## Given request:
Every line that includes the word "سعيد" is to be listed.

** begin **

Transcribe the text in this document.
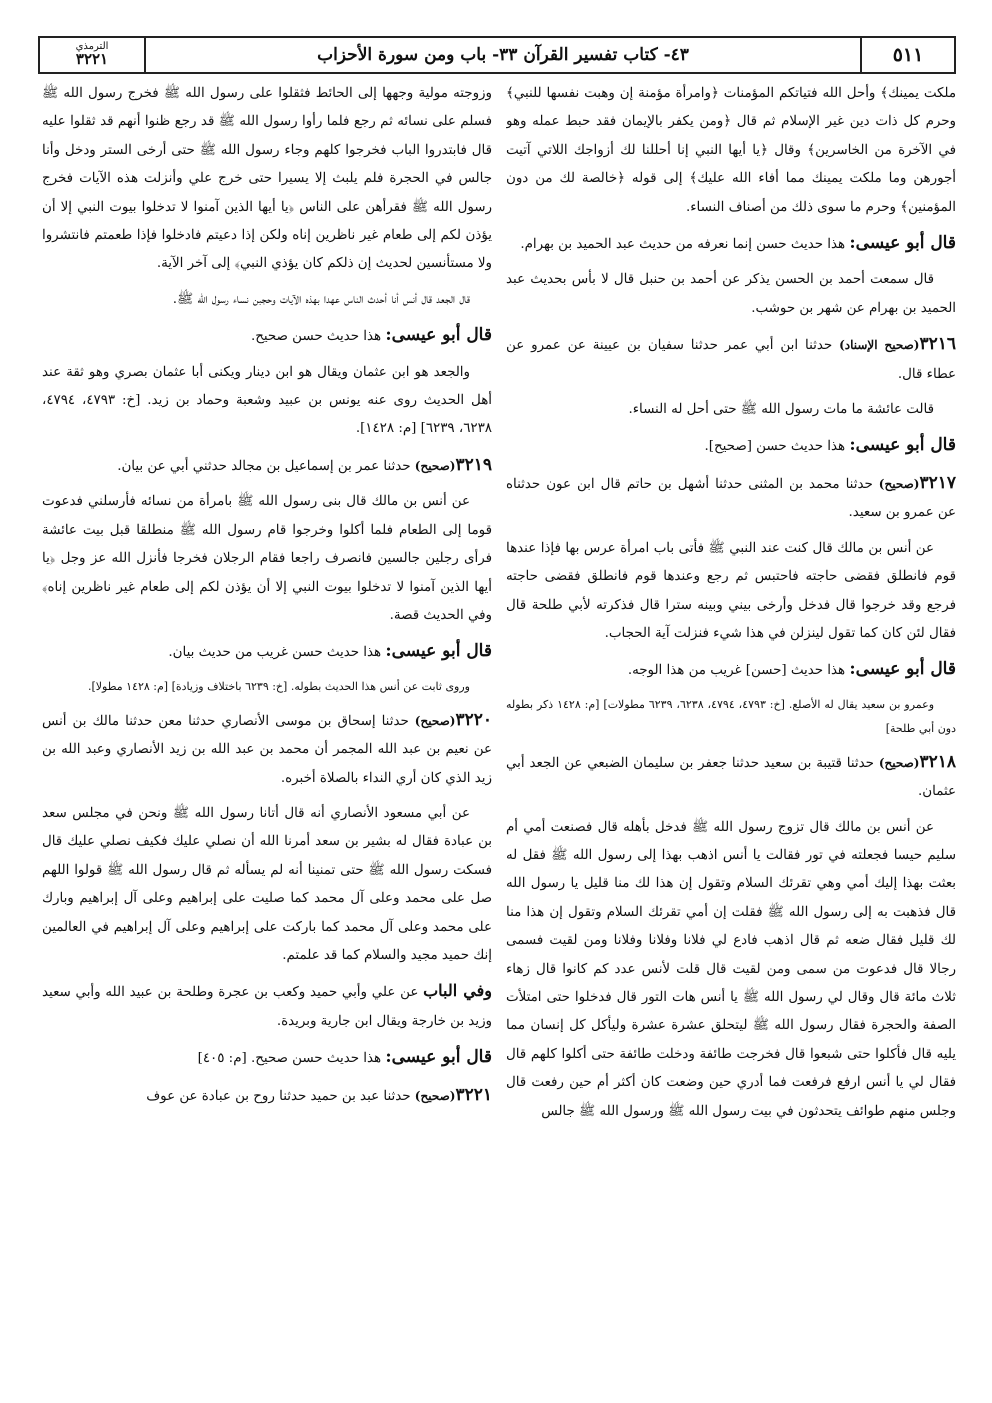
٥١١
٤٣- كتاب تفسير القرآن ٣٣- باب ومن سورة الأحزاب
الترمذي
٣٢٢١

ملكت يمينك﴾ وأحل الله فتياتكم المؤمنات ﴿وامرأة مؤمنة إن وهبت نفسها للنبي﴾ وحرم كل ذات دين غير الإسلام ثم قال ﴿ومن يكفر بالإيمان فقد حبط عمله وهو في الآخرة من الخاسرين﴾ وقال ﴿يا أيها النبي إنا أحللنا لك أزواجك اللاتي آتيت أجورهن وما ملكت يمينك مما أفاء الله عليك﴾ إلى قوله ﴿خالصة لك من دون المؤمنين﴾ وحرم ما سوى ذلك من أصناف النساء.

قال أبو عيسى: هذا حديث حسن إنما نعرفه من حديث عبد الحميد بن بهرام.

قال سمعت أحمد بن الحسن يذكر عن أحمد بن حنبل قال لا بأس بحديث عبد الحميد بن بهرام عن شهر بن حوشب.

٣٢١٦(صحيح الإسناد) حدثنا ابن أبي عمر حدثنا سفيان بن عيينة عن عمرو عن عطاء قال.

قالت عائشة ما مات رسول الله ﷺ حتى أحل له النساء.

قال أبو عيسى: هذا حديث حسن [صحيح].

٣٢١٧(صحيح) حدثنا محمد بن المثنى حدثنا أشهل بن حاتم قال ابن عون حدثناه عن عمرو بن سعيد.

عن أنس بن مالك قال كنت عند النبي ﷺ فأتى باب امرأة عرس بها فإذا عندها قوم فانطلق فقضى حاجته فاحتبس ثم رجع وعندها قوم فانطلق فقضى حاجته فرجع وقد خرجوا قال فدخل وأرخى بيني وبينه سترا قال فذكرته لأبي طلحة قال فقال لئن كان كما تقول لينزلن في هذا شيء فنزلت آية الحجاب.

قال أبو عيسى: هذا حديث [حسن] غريب من هذا الوجه.

وعمرو بن سعيد يقال له الأصلع. [خ: ٤٧٩٣، ٤٧٩٤، ٦٢٣٨، ٦٢٣٩ مطولات] [م: ١٤٢٨ ذكر بطوله دون أبي طلحة]

٣٢١٨(صحيح) حدثنا قتيبة بن سعيد حدثنا جعفر بن سليمان الضبعي عن الجعد أبي عثمان.

عن أنس بن مالك قال تزوج رسول الله ﷺ فدخل بأهله قال فصنعت أمي أم سليم حيسا فجعلته في تور فقالت يا أنس اذهب بهذا إلى رسول الله ﷺ فقل له بعثت بهذا إليك أمي وهي تقرئك السلام وتقول إن هذا لك منا قليل يا رسول الله قال فذهبت به إلى رسول الله ﷺ فقلت إن أمي تقرئك السلام وتقول إن هذا منا لك قليل فقال ضعه ثم قال اذهب فادع لي فلانا وفلانا وفلانا ومن لقيت فسمى رجالا قال فدعوت من سمى ومن لقيت قال قلت لأنس عدد كم كانوا قال زهاء ثلاث مائة قال وقال لي رسول الله ﷺ يا أنس هات التور قال فدخلوا حتى امتلأت الصفة والحجرة فقال رسول الله ﷺ ليتحلق عشرة عشرة وليأكل كل إنسان مما يليه قال فأكلوا حتى شبعوا قال فخرجت طائفة ودخلت طائفة حتى أكلوا كلهم قال فقال لي يا أنس ارفع فرفعت فما أدري حين وضعت كان أكثر أم حين رفعت قال وجلس منهم طوائف يتحدثون في بيت رسول الله ﷺ ورسول الله ﷺ جالس

وزوجته مولية وجهها إلى الحائط فثقلوا على رسول الله ﷺ فخرج رسول الله ﷺ فسلم على نسائه ثم رجع فلما رأوا رسول الله ﷺ قد رجع ظنوا أنهم قد ثقلوا عليه قال فابتدروا الباب فخرجوا كلهم وجاء رسول الله ﷺ حتى أرخى الستر ودخل وأنا جالس في الحجرة فلم يلبث إلا يسيرا حتى خرج علي وأنزلت هذه الآيات فخرج رسول الله ﷺ فقرأهن على الناس ﴿يا أيها الذين آمنوا لا تدخلوا بيوت النبي إلا أن يؤذن لكم إلى طعام غير ناظرين إناه ولكن إذا دعيتم فادخلوا فإذا طعمتم فانتشروا ولا مستأنسين لحديث إن ذلكم كان يؤذي النبي﴾ إلى آخر الآية.

قال الجعد قال أنس أنا أحدث الناس عهدا بهذه الآيات وحجبن نساء رسول الله ﷺ.

قال أبو عيسى: هذا حديث حسن صحيح.

والجعد هو ابن عثمان ويقال هو ابن دينار ويكنى أبا عثمان بصري وهو ثقة عند أهل الحديث روى عنه يونس بن عبيد وشعبة وحماد بن زيد. [خ: ٤٧٩٣، ٤٧٩٤، ٦٢٣٨، ٦٢٣٩] [م: ١٤٢٨].

٣٢١٩(صحيح) حدثنا عمر بن إسماعيل بن مجالد حدثني أبي عن بيان.

عن أنس بن مالك قال بنى رسول الله ﷺ بامرأة من نسائه فأرسلني فدعوت قوما إلى الطعام فلما أكلوا وخرجوا قام رسول الله ﷺ منطلقا قبل بيت عائشة فرأى رجلين جالسين فانصرف راجعا فقام الرجلان فخرجا فأنزل الله عز وجل ﴿يا أيها الذين آمنوا لا تدخلوا بيوت النبي إلا أن يؤذن لكم إلى طعام غير ناظرين إناه﴾ وفي الحديث قصة.

قال أبو عيسى: هذا حديث حسن غريب من حديث بيان.

وروى ثابت عن أنس هذا الحديث بطوله. [خ: ٦٢٣٩ باختلاف وزيادة] [م: ١٤٢٨ مطولا].

٣٢٢٠(صحيح) حدثنا إسحاق بن موسى الأنصاري حدثنا معن حدثنا مالك بن أنس عن نعيم بن عبد الله المجمر أن محمد بن عبد الله بن زيد الأنصاري وعبد الله بن زيد الذي كان أري النداء بالصلاة أخبره.

عن أبي مسعود الأنصاري أنه قال أتانا رسول الله ﷺ ونحن في مجلس سعد بن عبادة فقال له بشير بن سعد أمرنا الله أن نصلي عليك فكيف نصلي عليك قال فسكت رسول الله ﷺ حتى تمنينا أنه لم يسأله ثم قال رسول الله ﷺ قولوا اللهم صل على محمد وعلى آل محمد كما صليت على إبراهيم وعلى آل إبراهيم وبارك على محمد وعلى آل محمد كما باركت على إبراهيم وعلى آل إبراهيم في العالمين إنك حميد مجيد والسلام كما قد علمتم.

وفي الباب عن علي وأبي حميد وكعب بن عجرة وطلحة بن عبيد الله وأبي سعيد وزيد بن خارجة ويقال ابن جارية وبريدة.

قال أبو عيسى: هذا حديث حسن صحيح. [م: ٤٠٥]

٣٢٢١(صحيح) حدثنا عبد بن حميد حدثنا روح بن عبادة عن عوف
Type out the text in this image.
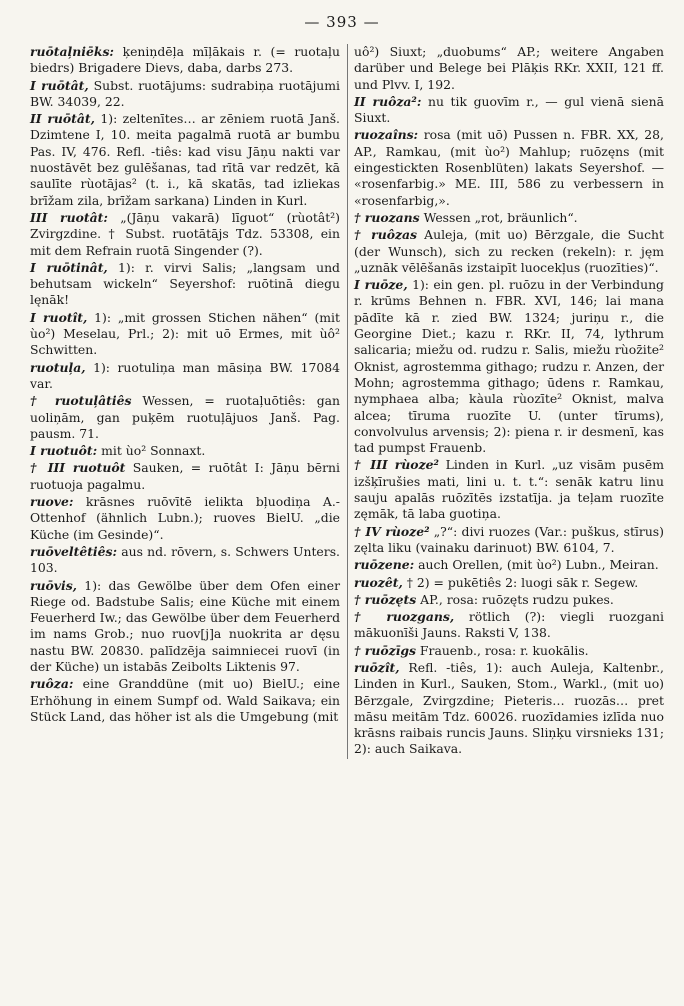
— 393 —

ruōtaļniēks: ķeniņdēļa mīļākais r. (= ruotaļu biedrs) Brigadere Dievs, daba, darbs 273.

I ruōtât, Subst. ruotājums: sudrabiņa ruotājumi BW. 34039, 22.

II ruōtât, 1): zeltenītes… ar zēniem ruotā Janš. Dzimtene I, 10. meita pagalmā ruotā ar bumbu Pas. IV, 476. Refl. -tiês: kad visu Jāņu nakti var nuostāvēt bez gulēšanas, tad rītā var redzēt, kā saulīte rùotājas² (t. i., kā skatās, tad izliekas brīžam zila, brīžam sarkana) Linden in Kurl.

III ruotât: „(Jāņu vakarā) līguot“ (rùotât²) Zvirgzdine. † Subst. ruotātājs Tdz. 53308, ein mit dem Refrain ruotā Singender (?).

I ruōtinât, 1): r. virvi Salis; „langsam und behutsam wickeln“ Seyershof: ruōtinā diegu lęnāk!

I ruotît, 1): „mit grossen Stichen nähen“ (mit ùo²) Meselau, Prl.; 2): mit uō Ermes, mit ùô² Schwitten.

ruotuļa, 1): ruotuliņa man māsiņa BW. 17084 var.

† ruotuļâtiês Wessen, = ruotaļuōtiês: gan uoliņām, gan puķēm ruotuļājuos Janš. Pag. pausm. 71.

I ruotuôt: mit ùo² Sonnaxt.

† III ruotuôt Sauken, = ruōtât I: Jāņu bērni ruotuoja pagalmu.

ruove: krāsnes ruōvītē ielikta bļuodiņa A.-Ottenhof (ähnlich Lubn.); ruoves BielU. „die Küche (im Gesinde)“.

ruōveltêtiês: aus nd. rōvern, s. Schwers Unters. 103.

ruōvis, 1): das Gewölbe über dem Ofen einer Riege od. Badstube Salis; eine Küche mit einem Feuerherd Iw.; das Gewölbe über dem Feuerherd im nams Grob.; nuo ruov[j]a nuokrita ar dęsu nastu BW. 20830. palīdzēja saimniecei ruovī (in der Küche) un istabās Zeibolts Liktenis 97.

ruôza: eine Granddüne (mit uo) BielU.; eine Erhöhung in einem Sumpf od. Wald Saikava; ein Stück Land, das höher ist als die Umgebung (mit

uô²) Siuxt; „duobums“ AP.; weitere Angaben darüber und Belege bei Plāķis RKr. XXII, 121 ff. und Plvv. I, 192.

II ruôza²: nu tik guovīm r., — gul vienā sienā Siuxt.

ruozaîns: rosa (mit uō) Pussen n. FBR. XX, 28, AP., Ramkau, (mit ùo²) Mahlup; ruōzęns (mit eingestickten Rosenblüten) lakats Seyershof. — «rosenfarbig.» ME. III, 586 zu verbessern in «rosenfarbig,».

† ruozans Wessen „rot, bräunlich“.

† ruôzas Auleja, (mit uo) Bērzgale, die Sucht (der Wunsch), sich zu recken (rekeln): r. jęm „uznāk vēlēšanās izstaipīt luocekļus (ruozīties)“.

I ruōze, 1): ein gen. pl. ruōzu in der Verbindung r. krūms Behnen n. FBR. XVI, 146; lai mana pādīte kā r. zied BW. 1324; juriņu r., die Georgine Diet.; kazu r. RKr. II, 74, lythrum salicaria; miežu od. rudzu r. Salis, miežu rùoz̄ite² Oknist, agrostemma githago; rudzu r. Anzen, der Mohn; agrostemma githago; ūdens r. Ramkau, nymphaea alba; kàula rùozīte² Oknist, malva alcea; tīruma ruozīte U. (unter tīrums), convolvulus arvensis; 2): piena r. ir desmenī, kas tad pumpst Frauenb.

† III rùoze² Linden in Kurl. „uz visām pusēm izšķīrušies mati, lini u. t. t.“: senāk katru linu sauju apalās ruōzītēs izstatīja. ja teļam ruozīte zęmāk, tā laba guotiņa.

† IV rùoze² „?“: divi ruozes (Var.: puškus, stīrus) zęlta liku (vainaku darinuot) BW. 6104, 7.

ruōzene: auch Orellen, (mit ùo²) Lubn., Meiran.

ruozêt, † 2) = pukētiês 2: luogi sāk r. Segew.

† ruōzęts AP., rosa: ruōzęts rudzu pukes.

† ruozgans, rötlich (?): viegli ruozgani mākuonīši Jauns. Raksti V, 138.

† ruōzīgs Frauenb., rosa: r. kuokālis.

ruōzît, Refl. -tiês, 1): auch Auleja, Kaltenbr., Linden in Kurl., Sauken, Stom., Warkl., (mit uo) Bērzgale, Zvirgzdine; Pieteris… ruozās… pret māsu meitām Tdz. 60026. ruozīdamies izlīda nuo krāsns raibais runcis Jauns. Sliņķu virsnieks 131; 2): auch Saikava.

** end **

## Correct answer:
٣٢١٧(صحيح) حدثنا محمد بن المثنى حدثنا أشهل بن حاتم قال ابن عون حدثناه عن عمرو بن سعيد.
وعمرو بن سعيد يقال له الأصلع. [خ: ٤٧٩٣، ٤٧٩٤، ٦٢٣٨، ٦٢٣٩ مطولات] [م: ١٤٢٨ ذكر بطوله دون أبي طلحة]
٣٢١٨(صحيح) حدثنا قتيبة بن سعيد حدثنا جعفر بن سليمان الضبعي عن الجعد أبي عثمان.
وفي الباب عن علي وأبي حميد وكعب بن عجرة وطلحة بن عبيد الله وأبي سعيد وزيد بن خارجة ويقال ابن جارية وبريدة.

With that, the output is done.